Do you mean: Given two numbers x and and y drawn from a specific sample S
of numbers (or a specific probability distribution D over the set of
numbers)?

Without this background S or D, the question is meaningless...

Given a distribution D, one can draw a sample S, of course; so the case
where one has a sample S is sufficient to deal with

One sensible measure would be: What ratio of the numbers in the sample S
are greater than max(x,y) or less than min(x,y) , as opposed to lying
between x and y?

This gives you 1 if x and y are identical or have no members of S between
them; and 0 if x and y are the opposite endpoints of the sample.

If you want a scaling between -1 and 1 instead of 0 and 1, just linearly
normalize...

In OpenCog, this (but without the normalization into [-1,1]) is how we
would measure similarity between two NumberNodes relative to a given
QuantitativeSchemaNode, consistent with our approach of quantile
normalization for predicatizing quantitative characters:

http://wiki.opencog.org/w/QuantitativePredicate

An advantage of ranking based approaches like these, is that they are
robust with respect to the wide variety of different probability
distributions one encounters in the real world...

GIVEN DATA —
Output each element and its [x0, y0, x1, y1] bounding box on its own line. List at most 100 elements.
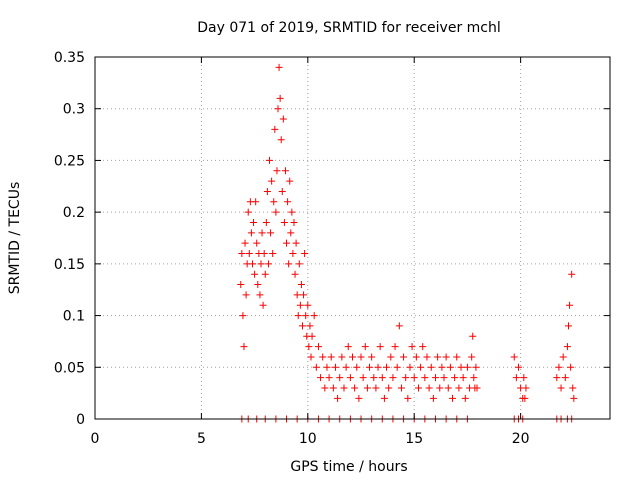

AIM — Could you return, word for word, the part of the post above on measuring how similar two numbers are, from "Without this background" up to and including "of the sample."?

RESPONSE TO THE TASK —
Without this background S or D, the question is meaningless...

Given a distribution D, one can draw a sample S, of course; so the case
where one has a sample S is sufficient to deal with

One sensible measure would be: What ratio of the numbers in the sample S
are greater than max(x,y) or less than min(x,y) , as opposed to lying
between x and y?

This gives you 1 if x and y are identical or have no members of S between
them; and 0 if x and y are the opposite endpoints of the sample.